- **Given task**
Repeat all of the material below exactly as written, images excluded.

(Figure contents as structured data)
---*---

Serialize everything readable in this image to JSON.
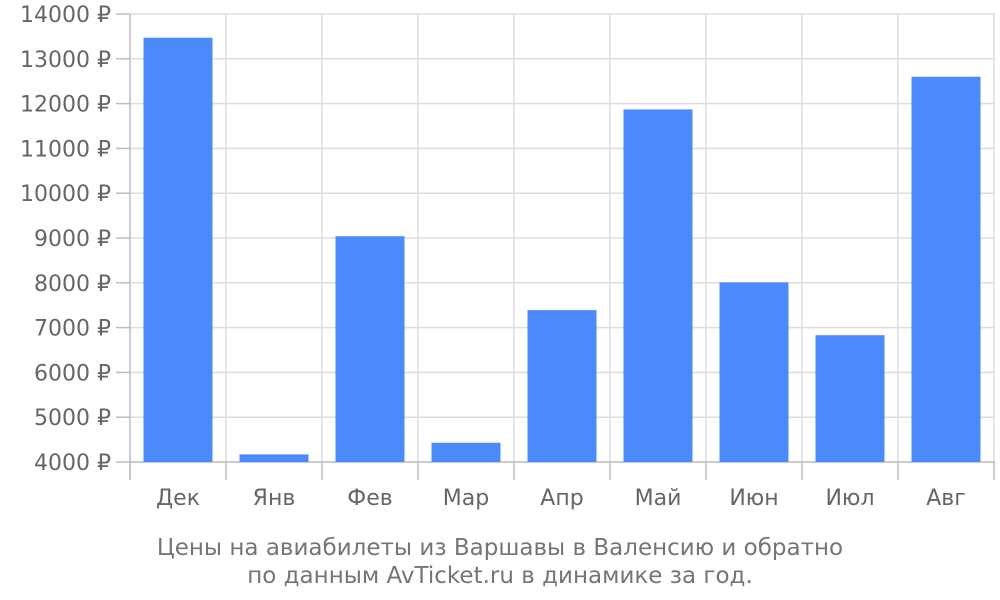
{
  "chart_data": {
    "type": "bar",
    "categories": [
      "Дек",
      "Янв",
      "Фев",
      "Мар",
      "Апр",
      "Май",
      "Июн",
      "Июл",
      "Авг"
    ],
    "series": [
      {
        "values": [
          13470,
          4170,
          9040,
          4430,
          7390,
          11870,
          8010,
          6830,
          12600
        ]
      }
    ],
    "y_ticks": [
      "4000 ₽",
      "5000 ₽",
      "6000 ₽",
      "7000 ₽",
      "8000 ₽",
      "9000 ₽",
      "10000 ₽",
      "11000 ₽",
      "12000 ₽",
      "13000 ₽",
      "14000 ₽"
    ],
    "ylim": [
      4000,
      14000
    ],
    "ystep": 1000,
    "grid": true,
    "bar_color": "#4c8afb",
    "grid_color": "#dddddd",
    "axis_color": "#bdbdbd",
    "label_color": "#666666",
    "caption_lines": [
      "Цены на авиабилеты из Варшавы в Валенсию и обратно",
      "по данным AvTicket.ru в динамике за год."
    ]
  }
}
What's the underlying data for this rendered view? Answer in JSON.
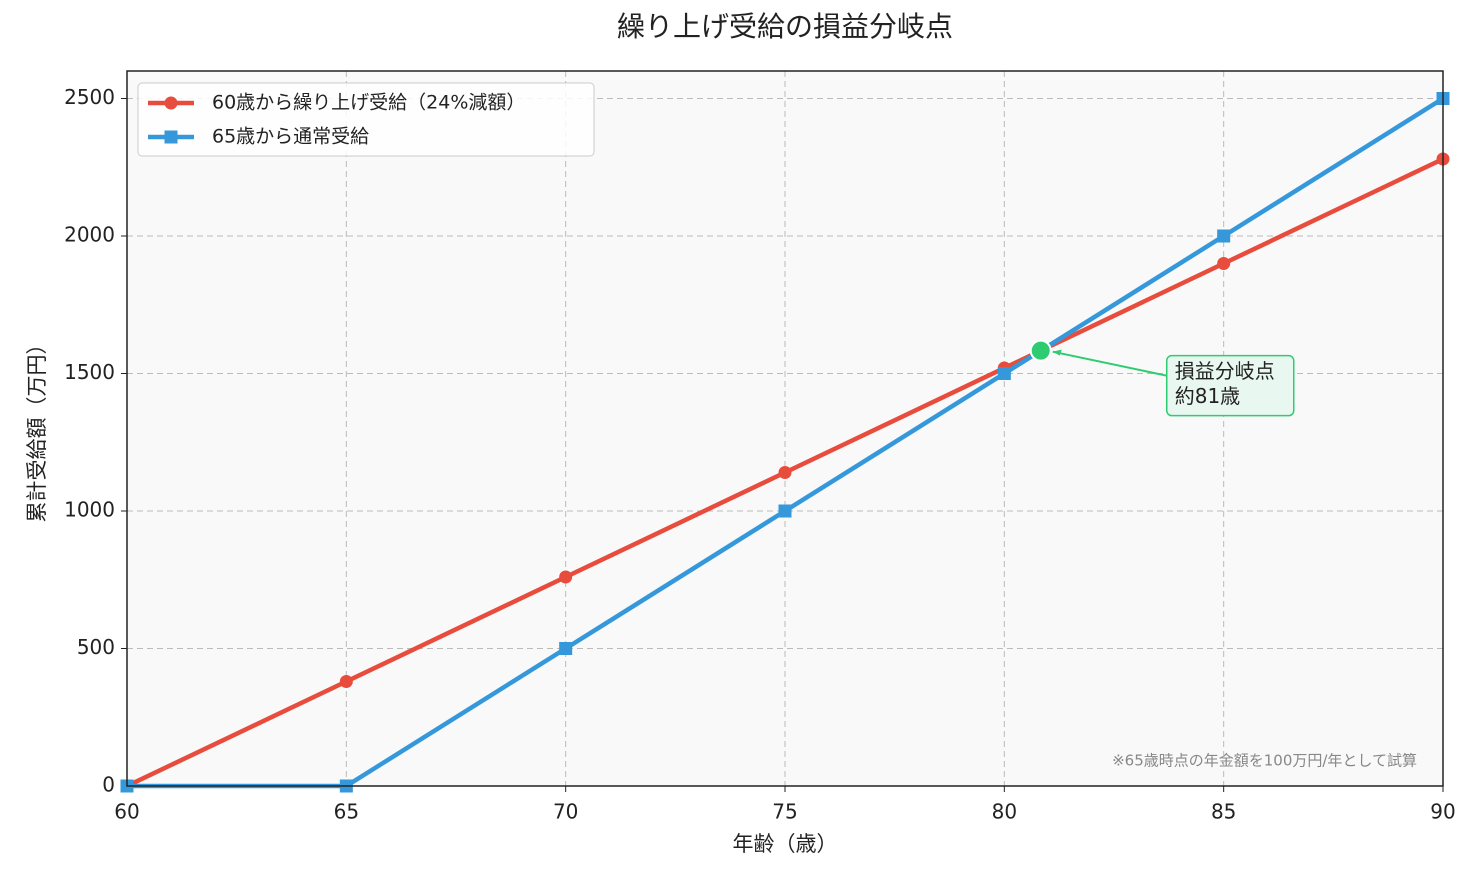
{
  "chart_data": {
    "type": "line",
    "title": "繰り上げ受給の損益分岐点",
    "xlabel": "年齢（歳）",
    "ylabel": "累計受給額（万円）",
    "x": [
      60,
      65,
      70,
      75,
      80,
      85,
      90
    ],
    "series": [
      {
        "name": "60歳から繰り上げ受給（24%減額）",
        "color": "#e74c3c",
        "marker": "circle",
        "values": [
          0,
          380,
          760,
          1140,
          1520,
          1900,
          2280
        ]
      },
      {
        "name": "65歳から通常受給",
        "color": "#3498db",
        "marker": "square",
        "values": [
          0,
          0,
          500,
          1000,
          1500,
          2000,
          2500
        ]
      }
    ],
    "xlim": [
      60,
      90
    ],
    "xticks": [
      60,
      65,
      70,
      75,
      80,
      85,
      90
    ],
    "ylim": [
      0,
      2600
    ],
    "yticks": [
      0,
      500,
      1000,
      1500,
      2000,
      2500
    ],
    "grid": true,
    "legend": "upper left",
    "annotations": [
      {
        "lines": [
          "損益分岐点",
          "約81歳"
        ],
        "x": 80.83,
        "y": 1583,
        "color": "#2ecc71"
      }
    ],
    "note": "※65歳時点の年金額を100万円/年として試算"
  }
}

---*---

- **Task solution**
Serialize everything readable in this image to JSON.
{
  "chart_data": {
    "type": "bar",
    "categories": [
      "Дек",
      "Янв",
      "Фев",
      "Мар",
      "Апр",
      "Май",
      "Июн",
      "Июл",
      "Авг"
    ],
    "series": [
      {
        "values": [
          13470,
          4170,
          9040,
          4430,
          7390,
          11870,
          8010,
          6830,
          12600
        ]
      }
    ],
    "y_ticks": [
      "4000 ₽",
      "5000 ₽",
      "6000 ₽",
      "7000 ₽",
      "8000 ₽",
      "9000 ₽",
      "10000 ₽",
      "11000 ₽",
      "12000 ₽",
      "13000 ₽",
      "14000 ₽"
    ],
    "ylim": [
      4000,
      14000
    ],
    "ystep": 1000,
    "grid": true,
    "bar_color": "#4c8afb",
    "grid_color": "#dddddd",
    "axis_color": "#bdbdbd",
    "label_color": "#666666",
    "caption_lines": [
      "Цены на авиабилеты из Варшавы в Валенсию и обратно",
      "по данным AvTicket.ru в динамике за год."
    ]
  }
}
What's the underlying data for this rendered view? Answer in JSON.
{
  "chart_data": {
    "type": "line",
    "title": "繰り上げ受給の損益分岐点",
    "xlabel": "年齢（歳）",
    "ylabel": "累計受給額（万円）",
    "x": [
      60,
      65,
      70,
      75,
      80,
      85,
      90
    ],
    "series": [
      {
        "name": "60歳から繰り上げ受給（24%減額）",
        "color": "#e74c3c",
        "marker": "circle",
        "values": [
          0,
          380,
          760,
          1140,
          1520,
          1900,
          2280
        ]
      },
      {
        "name": "65歳から通常受給",
        "color": "#3498db",
        "marker": "square",
        "values": [
          0,
          0,
          500,
          1000,
          1500,
          2000,
          2500
        ]
      }
    ],
    "xlim": [
      60,
      90
    ],
    "xticks": [
      60,
      65,
      70,
      75,
      80,
      85,
      90
    ],
    "ylim": [
      0,
      2600
    ],
    "yticks": [
      0,
      500,
      1000,
      1500,
      2000,
      2500
    ],
    "grid": true,
    "legend": "upper left",
    "annotations": [
      {
        "lines": [
          "損益分岐点",
          "約81歳"
        ],
        "x": 80.83,
        "y": 1583,
        "color": "#2ecc71"
      }
    ],
    "note": "※65歳時点の年金額を100万円/年として試算"
  }
}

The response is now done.